- DIRECTION: From the material below, list every line containing "with".

* Start MATERIAL PROVIDED *

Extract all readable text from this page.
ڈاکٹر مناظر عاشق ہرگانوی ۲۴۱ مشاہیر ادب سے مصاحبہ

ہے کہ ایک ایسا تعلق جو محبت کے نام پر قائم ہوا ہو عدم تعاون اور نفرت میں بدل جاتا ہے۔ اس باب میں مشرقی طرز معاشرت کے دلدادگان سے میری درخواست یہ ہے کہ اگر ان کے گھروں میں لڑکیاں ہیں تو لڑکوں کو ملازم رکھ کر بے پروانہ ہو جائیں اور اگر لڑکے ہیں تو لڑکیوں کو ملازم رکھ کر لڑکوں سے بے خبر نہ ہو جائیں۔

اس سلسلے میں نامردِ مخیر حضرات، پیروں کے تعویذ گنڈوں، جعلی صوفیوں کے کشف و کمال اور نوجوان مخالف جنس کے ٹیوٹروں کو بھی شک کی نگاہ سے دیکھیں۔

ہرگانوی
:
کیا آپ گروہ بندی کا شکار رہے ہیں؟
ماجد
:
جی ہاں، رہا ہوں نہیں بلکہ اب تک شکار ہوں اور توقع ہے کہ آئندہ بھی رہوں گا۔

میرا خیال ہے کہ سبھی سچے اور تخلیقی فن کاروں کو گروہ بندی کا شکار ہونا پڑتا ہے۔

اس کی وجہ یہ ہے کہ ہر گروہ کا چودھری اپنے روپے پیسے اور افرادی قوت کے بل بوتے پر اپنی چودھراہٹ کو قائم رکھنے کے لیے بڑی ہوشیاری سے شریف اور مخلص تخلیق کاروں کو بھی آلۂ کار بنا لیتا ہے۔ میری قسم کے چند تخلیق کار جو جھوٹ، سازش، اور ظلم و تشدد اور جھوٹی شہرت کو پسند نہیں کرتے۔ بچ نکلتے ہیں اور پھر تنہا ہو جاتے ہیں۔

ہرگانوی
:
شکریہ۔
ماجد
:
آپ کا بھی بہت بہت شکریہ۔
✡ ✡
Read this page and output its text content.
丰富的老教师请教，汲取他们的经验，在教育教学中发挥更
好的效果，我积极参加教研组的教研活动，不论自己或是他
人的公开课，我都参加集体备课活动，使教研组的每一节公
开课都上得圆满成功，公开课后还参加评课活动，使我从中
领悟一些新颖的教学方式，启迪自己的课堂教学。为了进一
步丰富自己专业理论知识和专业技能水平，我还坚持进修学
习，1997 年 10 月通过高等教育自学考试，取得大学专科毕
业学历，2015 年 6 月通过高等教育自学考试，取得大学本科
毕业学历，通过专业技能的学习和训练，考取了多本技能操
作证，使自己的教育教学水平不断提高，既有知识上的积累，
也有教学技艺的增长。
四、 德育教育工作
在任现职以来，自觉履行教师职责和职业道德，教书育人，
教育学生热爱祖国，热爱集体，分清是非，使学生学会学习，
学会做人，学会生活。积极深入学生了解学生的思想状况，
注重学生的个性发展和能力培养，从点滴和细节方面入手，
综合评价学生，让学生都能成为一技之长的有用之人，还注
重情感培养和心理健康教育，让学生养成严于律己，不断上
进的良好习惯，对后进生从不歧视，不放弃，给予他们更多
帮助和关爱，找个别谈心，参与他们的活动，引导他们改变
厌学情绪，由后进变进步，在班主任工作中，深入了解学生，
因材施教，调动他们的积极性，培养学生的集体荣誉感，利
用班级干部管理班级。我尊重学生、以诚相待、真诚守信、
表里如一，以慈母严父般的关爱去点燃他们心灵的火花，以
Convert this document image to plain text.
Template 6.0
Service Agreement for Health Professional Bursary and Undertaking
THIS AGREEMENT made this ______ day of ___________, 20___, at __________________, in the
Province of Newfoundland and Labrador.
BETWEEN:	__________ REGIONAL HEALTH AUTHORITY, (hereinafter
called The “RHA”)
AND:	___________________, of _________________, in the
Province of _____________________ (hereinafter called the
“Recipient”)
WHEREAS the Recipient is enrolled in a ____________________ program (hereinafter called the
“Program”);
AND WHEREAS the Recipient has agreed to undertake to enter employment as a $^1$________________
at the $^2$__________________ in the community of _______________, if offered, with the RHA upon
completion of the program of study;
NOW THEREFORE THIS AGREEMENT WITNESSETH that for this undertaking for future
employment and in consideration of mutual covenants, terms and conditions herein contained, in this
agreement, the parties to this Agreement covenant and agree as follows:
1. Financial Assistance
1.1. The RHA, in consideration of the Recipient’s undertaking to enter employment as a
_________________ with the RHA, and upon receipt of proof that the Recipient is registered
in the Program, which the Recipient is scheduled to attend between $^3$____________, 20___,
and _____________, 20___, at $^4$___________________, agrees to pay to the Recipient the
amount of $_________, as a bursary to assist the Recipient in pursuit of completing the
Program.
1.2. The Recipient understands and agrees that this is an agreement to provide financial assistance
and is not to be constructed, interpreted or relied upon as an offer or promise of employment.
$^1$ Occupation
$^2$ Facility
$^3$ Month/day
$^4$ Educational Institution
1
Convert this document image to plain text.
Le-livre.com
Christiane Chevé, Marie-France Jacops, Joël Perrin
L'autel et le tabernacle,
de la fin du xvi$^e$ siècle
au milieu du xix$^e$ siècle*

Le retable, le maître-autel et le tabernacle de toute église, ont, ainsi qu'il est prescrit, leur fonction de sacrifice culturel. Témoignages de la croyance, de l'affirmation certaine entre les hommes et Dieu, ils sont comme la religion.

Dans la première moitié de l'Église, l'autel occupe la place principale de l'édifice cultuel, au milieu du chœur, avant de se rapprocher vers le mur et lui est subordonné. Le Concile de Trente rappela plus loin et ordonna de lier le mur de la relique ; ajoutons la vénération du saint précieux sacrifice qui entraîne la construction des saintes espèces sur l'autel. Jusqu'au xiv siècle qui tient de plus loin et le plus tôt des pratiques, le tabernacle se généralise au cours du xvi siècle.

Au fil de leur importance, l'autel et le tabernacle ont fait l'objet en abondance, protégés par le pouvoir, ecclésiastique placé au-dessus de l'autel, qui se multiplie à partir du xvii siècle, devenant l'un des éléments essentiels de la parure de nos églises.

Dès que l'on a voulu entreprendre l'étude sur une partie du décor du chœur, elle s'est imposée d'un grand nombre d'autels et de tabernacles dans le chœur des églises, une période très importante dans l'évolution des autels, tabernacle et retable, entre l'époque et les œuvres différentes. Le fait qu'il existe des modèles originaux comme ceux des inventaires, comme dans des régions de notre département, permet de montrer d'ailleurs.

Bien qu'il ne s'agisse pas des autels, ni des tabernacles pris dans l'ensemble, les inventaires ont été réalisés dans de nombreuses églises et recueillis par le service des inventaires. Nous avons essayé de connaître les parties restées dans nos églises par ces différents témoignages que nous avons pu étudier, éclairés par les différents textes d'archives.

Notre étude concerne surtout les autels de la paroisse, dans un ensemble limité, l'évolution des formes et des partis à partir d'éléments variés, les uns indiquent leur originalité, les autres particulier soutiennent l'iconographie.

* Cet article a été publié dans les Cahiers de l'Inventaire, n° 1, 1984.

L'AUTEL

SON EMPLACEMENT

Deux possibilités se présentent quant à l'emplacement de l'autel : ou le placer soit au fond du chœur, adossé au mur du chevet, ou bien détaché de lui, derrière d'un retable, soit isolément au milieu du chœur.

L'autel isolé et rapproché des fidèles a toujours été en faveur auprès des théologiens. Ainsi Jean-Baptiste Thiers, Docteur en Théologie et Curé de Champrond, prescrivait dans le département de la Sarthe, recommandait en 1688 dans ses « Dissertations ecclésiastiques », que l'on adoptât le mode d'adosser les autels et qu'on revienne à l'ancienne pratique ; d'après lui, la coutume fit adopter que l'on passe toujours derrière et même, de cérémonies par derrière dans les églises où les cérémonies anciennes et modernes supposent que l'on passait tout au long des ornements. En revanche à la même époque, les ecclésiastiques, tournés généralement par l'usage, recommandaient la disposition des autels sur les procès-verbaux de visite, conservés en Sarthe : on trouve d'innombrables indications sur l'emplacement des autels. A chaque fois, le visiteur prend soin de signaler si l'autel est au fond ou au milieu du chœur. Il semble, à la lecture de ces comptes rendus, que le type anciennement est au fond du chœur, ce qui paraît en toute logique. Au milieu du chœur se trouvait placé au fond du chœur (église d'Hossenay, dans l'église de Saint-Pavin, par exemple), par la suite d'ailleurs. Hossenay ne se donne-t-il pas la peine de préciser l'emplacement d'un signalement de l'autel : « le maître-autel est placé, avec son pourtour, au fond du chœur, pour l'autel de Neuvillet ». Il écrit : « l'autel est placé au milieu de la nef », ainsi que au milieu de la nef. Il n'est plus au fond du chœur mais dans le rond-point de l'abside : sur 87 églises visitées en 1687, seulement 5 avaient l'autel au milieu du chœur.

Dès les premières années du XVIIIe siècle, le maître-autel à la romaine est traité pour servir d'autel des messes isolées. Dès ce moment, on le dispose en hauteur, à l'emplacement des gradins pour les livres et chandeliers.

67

* End MATERIAL PROVIDED *

- TASK OUTPUT:
at the $^2$__________________ in the community of _______________, if offered, with the RHA upon
_________________ with the RHA, and upon receipt of proof that the Recipient is registered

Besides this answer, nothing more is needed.